PROBLEM:
In the material below, the lines containing the word "source" are required; copy each of them.

━━━━━━━━

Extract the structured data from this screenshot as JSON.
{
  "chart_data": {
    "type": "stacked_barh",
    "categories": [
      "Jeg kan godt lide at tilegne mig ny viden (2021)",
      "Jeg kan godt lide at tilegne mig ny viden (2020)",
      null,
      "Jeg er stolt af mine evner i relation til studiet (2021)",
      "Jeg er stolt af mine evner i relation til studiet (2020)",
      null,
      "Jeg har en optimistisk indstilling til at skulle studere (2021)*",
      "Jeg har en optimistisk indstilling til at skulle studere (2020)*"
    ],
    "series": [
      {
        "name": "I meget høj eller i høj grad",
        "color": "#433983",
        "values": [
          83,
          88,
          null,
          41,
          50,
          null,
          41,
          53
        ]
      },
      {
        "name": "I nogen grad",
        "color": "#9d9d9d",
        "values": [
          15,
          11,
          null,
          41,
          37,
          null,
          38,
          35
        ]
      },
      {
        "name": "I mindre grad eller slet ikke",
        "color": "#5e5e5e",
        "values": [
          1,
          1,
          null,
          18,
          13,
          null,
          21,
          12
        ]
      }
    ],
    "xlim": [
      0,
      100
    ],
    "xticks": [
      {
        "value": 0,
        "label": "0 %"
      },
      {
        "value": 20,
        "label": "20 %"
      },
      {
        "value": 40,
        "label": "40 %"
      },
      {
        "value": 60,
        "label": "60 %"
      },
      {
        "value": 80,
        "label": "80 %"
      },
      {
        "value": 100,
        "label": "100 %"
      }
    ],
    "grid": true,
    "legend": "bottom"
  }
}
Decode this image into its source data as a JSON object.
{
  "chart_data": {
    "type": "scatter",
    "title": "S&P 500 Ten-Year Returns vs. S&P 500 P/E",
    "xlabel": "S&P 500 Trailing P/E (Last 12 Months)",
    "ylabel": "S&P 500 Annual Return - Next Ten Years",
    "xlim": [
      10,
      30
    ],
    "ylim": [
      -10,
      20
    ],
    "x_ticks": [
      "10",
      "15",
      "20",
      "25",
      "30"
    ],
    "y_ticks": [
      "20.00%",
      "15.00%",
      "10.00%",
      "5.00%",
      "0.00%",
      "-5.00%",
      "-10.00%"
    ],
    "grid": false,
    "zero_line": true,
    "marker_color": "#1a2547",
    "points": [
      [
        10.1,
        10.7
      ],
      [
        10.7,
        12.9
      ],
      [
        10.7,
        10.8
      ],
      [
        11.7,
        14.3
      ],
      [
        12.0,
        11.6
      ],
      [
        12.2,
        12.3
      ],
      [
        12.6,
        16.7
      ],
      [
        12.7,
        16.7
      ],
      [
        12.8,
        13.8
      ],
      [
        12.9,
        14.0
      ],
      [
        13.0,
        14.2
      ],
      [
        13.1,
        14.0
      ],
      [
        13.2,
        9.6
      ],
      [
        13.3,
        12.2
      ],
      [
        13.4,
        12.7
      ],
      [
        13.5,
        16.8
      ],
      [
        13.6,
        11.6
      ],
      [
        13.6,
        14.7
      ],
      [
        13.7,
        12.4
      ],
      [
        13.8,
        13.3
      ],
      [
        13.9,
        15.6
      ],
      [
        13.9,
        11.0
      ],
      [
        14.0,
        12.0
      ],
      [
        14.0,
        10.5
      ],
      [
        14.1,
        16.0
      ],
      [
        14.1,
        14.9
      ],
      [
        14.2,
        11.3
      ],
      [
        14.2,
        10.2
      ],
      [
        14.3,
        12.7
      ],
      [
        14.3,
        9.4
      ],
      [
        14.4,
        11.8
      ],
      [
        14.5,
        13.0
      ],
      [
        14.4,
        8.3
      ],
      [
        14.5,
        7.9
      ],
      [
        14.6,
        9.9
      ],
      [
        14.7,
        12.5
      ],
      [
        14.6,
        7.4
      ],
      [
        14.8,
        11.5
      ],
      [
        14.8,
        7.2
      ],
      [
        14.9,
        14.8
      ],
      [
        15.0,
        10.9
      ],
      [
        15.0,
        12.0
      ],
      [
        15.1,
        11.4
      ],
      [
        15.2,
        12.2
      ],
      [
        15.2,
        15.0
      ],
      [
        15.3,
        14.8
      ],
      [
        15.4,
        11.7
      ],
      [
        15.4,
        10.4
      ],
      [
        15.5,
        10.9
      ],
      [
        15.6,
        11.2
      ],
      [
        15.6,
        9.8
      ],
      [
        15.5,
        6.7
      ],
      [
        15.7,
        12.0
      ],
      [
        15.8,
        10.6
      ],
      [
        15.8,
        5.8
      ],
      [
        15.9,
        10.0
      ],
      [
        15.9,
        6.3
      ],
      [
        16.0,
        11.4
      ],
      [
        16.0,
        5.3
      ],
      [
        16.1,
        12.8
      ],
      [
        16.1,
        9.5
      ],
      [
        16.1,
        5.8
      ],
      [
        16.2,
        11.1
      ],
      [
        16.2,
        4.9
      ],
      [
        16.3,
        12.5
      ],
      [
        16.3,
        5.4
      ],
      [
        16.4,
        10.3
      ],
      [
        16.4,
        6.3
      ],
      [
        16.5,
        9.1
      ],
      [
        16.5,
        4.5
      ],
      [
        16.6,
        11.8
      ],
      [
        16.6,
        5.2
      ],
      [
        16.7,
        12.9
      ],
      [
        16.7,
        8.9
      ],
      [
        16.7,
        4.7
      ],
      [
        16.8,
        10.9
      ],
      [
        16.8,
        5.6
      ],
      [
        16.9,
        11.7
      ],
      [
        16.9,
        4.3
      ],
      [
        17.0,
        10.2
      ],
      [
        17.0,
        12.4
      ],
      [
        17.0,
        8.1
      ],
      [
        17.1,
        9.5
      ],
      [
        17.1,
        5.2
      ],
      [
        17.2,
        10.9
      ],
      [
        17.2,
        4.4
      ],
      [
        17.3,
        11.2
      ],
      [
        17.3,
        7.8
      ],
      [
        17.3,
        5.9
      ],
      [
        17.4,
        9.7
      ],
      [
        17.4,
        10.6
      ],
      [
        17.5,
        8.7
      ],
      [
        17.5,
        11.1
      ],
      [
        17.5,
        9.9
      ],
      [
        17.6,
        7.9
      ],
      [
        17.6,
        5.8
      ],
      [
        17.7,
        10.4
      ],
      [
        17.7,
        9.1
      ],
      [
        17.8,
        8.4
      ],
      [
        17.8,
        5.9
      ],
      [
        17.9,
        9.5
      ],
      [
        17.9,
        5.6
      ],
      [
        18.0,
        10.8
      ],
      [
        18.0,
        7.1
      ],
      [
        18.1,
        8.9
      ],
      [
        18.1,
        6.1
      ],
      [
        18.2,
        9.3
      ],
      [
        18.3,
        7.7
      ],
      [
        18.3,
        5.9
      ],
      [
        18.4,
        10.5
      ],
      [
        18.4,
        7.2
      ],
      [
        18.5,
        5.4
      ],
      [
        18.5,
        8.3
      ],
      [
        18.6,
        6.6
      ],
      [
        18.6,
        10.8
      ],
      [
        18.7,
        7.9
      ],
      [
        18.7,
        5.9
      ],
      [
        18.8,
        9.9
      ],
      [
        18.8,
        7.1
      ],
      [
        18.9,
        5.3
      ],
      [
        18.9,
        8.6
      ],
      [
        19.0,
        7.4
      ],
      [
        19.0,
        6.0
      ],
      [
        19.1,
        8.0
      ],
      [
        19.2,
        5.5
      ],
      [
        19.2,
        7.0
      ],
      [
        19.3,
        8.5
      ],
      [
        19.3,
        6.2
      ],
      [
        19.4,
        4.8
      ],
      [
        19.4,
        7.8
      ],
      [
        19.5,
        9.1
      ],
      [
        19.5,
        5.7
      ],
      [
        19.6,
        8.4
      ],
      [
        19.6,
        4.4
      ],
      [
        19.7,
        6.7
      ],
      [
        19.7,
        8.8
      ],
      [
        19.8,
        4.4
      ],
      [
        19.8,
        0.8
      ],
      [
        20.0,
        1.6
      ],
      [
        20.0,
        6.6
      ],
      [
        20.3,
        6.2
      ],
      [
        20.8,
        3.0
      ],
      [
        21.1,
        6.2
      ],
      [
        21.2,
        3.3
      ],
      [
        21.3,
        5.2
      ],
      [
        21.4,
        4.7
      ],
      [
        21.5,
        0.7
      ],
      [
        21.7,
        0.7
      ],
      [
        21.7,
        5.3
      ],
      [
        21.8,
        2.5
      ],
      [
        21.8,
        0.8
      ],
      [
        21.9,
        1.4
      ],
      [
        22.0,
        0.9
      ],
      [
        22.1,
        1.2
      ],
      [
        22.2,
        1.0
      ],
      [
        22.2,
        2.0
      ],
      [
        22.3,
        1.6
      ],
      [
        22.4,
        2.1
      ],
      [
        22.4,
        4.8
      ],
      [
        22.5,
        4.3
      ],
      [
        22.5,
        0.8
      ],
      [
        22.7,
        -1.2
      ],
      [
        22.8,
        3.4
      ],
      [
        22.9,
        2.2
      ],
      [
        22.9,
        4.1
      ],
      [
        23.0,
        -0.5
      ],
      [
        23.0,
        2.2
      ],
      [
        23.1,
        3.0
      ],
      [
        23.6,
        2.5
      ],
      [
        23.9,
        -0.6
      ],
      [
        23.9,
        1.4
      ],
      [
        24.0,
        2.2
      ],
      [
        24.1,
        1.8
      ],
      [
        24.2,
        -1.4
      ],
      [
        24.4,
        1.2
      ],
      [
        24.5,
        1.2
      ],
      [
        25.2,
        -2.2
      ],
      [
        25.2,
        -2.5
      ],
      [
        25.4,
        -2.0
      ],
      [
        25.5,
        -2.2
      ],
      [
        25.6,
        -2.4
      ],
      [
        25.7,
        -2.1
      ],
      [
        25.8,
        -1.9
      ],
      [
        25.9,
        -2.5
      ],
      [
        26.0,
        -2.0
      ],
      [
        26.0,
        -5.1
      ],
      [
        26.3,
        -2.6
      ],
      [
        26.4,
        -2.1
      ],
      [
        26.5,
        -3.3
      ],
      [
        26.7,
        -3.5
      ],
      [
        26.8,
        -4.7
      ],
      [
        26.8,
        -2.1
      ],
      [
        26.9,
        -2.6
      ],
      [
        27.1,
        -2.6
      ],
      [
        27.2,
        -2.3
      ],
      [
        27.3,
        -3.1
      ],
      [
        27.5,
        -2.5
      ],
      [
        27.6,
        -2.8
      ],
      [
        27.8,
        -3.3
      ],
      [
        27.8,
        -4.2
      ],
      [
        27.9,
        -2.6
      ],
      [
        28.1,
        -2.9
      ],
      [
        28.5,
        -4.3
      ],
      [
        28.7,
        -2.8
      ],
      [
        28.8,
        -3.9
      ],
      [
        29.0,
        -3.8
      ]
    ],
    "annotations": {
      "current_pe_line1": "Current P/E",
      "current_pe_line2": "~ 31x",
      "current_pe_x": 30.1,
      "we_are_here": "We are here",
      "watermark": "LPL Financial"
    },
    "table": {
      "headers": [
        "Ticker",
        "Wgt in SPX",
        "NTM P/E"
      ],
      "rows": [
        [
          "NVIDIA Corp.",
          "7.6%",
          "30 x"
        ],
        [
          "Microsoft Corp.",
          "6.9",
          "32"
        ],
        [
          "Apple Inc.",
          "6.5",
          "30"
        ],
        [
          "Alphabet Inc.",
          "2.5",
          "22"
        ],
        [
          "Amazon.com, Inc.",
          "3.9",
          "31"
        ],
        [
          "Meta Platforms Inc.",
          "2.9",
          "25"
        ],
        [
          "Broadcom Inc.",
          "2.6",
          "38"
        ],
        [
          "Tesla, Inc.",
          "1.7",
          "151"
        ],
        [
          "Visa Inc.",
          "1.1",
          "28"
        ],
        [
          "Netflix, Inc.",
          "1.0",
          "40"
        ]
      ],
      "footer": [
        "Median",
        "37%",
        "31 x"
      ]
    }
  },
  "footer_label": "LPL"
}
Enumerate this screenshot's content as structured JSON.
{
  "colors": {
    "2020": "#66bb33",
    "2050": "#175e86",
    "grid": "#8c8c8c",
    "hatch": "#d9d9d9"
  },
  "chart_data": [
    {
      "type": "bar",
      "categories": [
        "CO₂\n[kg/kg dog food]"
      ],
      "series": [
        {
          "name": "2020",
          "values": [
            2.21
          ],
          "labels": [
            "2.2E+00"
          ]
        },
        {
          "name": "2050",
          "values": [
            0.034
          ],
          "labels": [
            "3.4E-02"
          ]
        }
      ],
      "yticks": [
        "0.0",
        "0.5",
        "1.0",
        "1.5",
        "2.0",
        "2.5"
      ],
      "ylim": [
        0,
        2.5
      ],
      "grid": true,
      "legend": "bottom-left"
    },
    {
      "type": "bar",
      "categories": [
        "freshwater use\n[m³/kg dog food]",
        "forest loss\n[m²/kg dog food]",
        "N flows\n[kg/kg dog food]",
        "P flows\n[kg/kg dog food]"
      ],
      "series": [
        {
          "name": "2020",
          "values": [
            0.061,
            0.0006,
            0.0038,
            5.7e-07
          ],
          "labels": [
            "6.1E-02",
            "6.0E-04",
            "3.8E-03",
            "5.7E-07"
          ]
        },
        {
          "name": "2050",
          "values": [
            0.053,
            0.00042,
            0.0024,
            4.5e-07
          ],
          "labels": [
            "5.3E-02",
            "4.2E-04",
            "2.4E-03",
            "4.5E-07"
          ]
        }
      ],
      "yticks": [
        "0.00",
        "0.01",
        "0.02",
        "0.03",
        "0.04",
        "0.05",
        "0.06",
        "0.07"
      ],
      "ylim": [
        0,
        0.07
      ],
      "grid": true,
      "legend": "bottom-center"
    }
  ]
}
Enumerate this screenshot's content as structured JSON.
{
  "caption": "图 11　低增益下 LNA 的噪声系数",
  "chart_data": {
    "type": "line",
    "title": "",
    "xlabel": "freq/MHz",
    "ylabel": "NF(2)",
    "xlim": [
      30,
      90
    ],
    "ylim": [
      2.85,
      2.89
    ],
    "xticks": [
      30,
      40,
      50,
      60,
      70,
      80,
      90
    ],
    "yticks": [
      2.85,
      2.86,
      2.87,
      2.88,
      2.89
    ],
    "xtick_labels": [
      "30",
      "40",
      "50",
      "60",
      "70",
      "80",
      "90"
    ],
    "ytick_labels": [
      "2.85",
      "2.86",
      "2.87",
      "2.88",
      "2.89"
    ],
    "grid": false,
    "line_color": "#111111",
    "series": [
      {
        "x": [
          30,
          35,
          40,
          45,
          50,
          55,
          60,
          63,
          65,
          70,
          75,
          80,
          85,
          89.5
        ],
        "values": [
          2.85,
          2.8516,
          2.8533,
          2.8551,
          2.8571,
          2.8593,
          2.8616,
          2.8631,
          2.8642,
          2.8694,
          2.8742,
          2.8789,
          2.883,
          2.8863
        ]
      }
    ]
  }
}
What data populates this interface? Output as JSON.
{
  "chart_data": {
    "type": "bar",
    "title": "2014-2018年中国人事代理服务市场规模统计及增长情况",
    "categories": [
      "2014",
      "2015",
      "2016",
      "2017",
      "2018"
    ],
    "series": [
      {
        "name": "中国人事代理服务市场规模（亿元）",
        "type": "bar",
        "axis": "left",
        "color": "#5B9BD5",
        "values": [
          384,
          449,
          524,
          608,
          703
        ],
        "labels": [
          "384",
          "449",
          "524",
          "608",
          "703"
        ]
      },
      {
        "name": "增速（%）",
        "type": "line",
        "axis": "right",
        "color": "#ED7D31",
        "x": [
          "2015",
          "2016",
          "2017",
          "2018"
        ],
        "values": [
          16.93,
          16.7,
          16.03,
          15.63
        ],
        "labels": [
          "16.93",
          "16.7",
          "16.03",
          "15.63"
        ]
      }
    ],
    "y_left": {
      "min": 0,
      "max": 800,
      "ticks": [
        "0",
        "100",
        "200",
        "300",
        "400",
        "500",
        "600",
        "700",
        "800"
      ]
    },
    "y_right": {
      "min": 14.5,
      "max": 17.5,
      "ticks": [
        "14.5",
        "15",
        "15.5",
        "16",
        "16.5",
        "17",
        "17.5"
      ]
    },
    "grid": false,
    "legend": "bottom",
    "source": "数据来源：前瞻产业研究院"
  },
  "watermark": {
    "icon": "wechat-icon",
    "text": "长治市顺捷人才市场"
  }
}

━━━━━━━━

RESULT OF THIS TASK:
Decode this image into its source data as a JSON object.
    "source": "数据来源：前瞻产业研究院"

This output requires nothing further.